(Data listing)
## Begin

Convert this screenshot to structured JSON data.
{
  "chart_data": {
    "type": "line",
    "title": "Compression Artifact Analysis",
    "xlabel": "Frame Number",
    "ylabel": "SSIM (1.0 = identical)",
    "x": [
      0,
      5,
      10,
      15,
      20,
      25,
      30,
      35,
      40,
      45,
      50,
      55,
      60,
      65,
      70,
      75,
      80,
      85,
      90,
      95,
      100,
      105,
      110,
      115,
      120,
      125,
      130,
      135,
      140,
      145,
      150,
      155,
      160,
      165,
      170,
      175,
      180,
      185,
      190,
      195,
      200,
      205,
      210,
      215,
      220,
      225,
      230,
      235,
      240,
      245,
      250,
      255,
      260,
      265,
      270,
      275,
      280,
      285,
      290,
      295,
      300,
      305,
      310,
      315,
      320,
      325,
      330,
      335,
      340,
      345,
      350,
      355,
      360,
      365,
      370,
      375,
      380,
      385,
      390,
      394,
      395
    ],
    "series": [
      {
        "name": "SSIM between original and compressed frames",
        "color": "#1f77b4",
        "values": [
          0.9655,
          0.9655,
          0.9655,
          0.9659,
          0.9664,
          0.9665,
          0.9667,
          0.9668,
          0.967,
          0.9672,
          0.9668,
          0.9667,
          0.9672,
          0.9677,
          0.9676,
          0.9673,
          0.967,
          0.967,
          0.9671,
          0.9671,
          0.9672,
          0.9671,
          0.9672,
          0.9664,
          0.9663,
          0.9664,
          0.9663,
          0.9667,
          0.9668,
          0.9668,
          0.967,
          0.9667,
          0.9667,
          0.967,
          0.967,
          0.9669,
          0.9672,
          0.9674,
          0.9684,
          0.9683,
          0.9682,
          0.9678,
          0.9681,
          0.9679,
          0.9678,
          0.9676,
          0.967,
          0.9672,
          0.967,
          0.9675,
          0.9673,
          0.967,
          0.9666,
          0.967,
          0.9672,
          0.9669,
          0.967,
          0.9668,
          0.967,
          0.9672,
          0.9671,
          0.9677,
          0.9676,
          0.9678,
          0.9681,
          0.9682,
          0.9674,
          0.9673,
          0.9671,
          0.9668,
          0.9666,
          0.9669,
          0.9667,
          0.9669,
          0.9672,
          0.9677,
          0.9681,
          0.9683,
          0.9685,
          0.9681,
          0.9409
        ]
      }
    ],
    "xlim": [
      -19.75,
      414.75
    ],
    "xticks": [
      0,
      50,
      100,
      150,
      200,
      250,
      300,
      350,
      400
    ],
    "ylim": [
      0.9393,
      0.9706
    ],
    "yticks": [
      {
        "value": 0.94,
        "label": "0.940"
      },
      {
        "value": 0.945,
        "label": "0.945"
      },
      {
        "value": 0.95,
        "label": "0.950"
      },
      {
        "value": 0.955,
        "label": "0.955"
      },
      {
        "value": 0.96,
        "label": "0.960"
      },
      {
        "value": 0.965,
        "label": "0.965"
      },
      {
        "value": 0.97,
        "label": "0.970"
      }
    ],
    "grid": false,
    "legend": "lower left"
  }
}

## End

### TASK STATEMENT
Copy out the full material exactly as it appears.

### REPLY
Convert this screenshot to structured JSON data.
{
  "chart_data": {
    "type": "line",
    "title": "Compression Artifact Analysis",
    "xlabel": "Frame Number",
    "ylabel": "SSIM (1.0 = identical)",
    "x": [
      0,
      5,
      10,
      15,
      20,
      25,
      30,
      35,
      40,
      45,
      50,
      55,
      60,
      65,
      70,
      75,
      80,
      85,
      90,
      95,
      100,
      105,
      110,
      115,
      120,
      125,
      130,
      135,
      140,
      145,
      150,
      155,
      160,
      165,
      170,
      175,
      180,
      185,
      190,
      195,
      200,
      205,
      210,
      215,
      220,
      225,
      230,
      235,
      240,
      245,
      250,
      255,
      260,
      265,
      270,
      275,
      280,
      285,
      290,
      295,
      300,
      305,
      310,
      315,
      320,
      325,
      330,
      335,
      340,
      345,
      350,
      355,
      360,
      365,
      370,
      375,
      380,
      385,
      390,
      394,
      395
    ],
    "series": [
      {
        "name": "SSIM between original and compressed frames",
        "color": "#1f77b4",
        "values": [
          0.9655,
          0.9655,
          0.9655,
          0.9659,
          0.9664,
          0.9665,
          0.9667,
          0.9668,
          0.967,
          0.9672,
          0.9668,
          0.9667,
          0.9672,
          0.9677,
          0.9676,
          0.9673,
          0.967,
          0.967,
          0.9671,
          0.9671,
          0.9672,
          0.9671,
          0.9672,
          0.9664,
          0.9663,
          0.9664,
          0.9663,
          0.9667,
          0.9668,
          0.9668,
          0.967,
          0.9667,
          0.9667,
          0.967,
          0.967,
          0.9669,
          0.9672,
          0.9674,
          0.9684,
          0.9683,
          0.9682,
          0.9678,
          0.9681,
          0.9679,
          0.9678,
          0.9676,
          0.967,
          0.9672,
          0.967,
          0.9675,
          0.9673,
          0.967,
          0.9666,
          0.967,
          0.9672,
          0.9669,
          0.967,
          0.9668,
          0.967,
          0.9672,
          0.9671,
          0.9677,
          0.9676,
          0.9678,
          0.9681,
          0.9682,
          0.9674,
          0.9673,
          0.9671,
          0.9668,
          0.9666,
          0.9669,
          0.9667,
          0.9669,
          0.9672,
          0.9677,
          0.9681,
          0.9683,
          0.9685,
          0.9681,
          0.9409
        ]
      }
    ],
    "xlim": [
      -19.75,
      414.75
    ],
    "xticks": [
      0,
      50,
      100,
      150,
      200,
      250,
      300,
      350,
      400
    ],
    "ylim": [
      0.9393,
      0.9706
    ],
    "yticks": [
      {
        "value": 0.94,
        "label": "0.940"
      },
      {
        "value": 0.945,
        "label": "0.945"
      },
      {
        "value": 0.95,
        "label": "0.950"
      },
      {
        "value": 0.955,
        "label": "0.955"
      },
      {
        "value": 0.96,
        "label": "0.960"
      },
      {
        "value": 0.965,
        "label": "0.965"
      },
      {
        "value": 0.97,
        "label": "0.970"
      }
    ],
    "grid": false,
    "legend": "lower left"
  }
}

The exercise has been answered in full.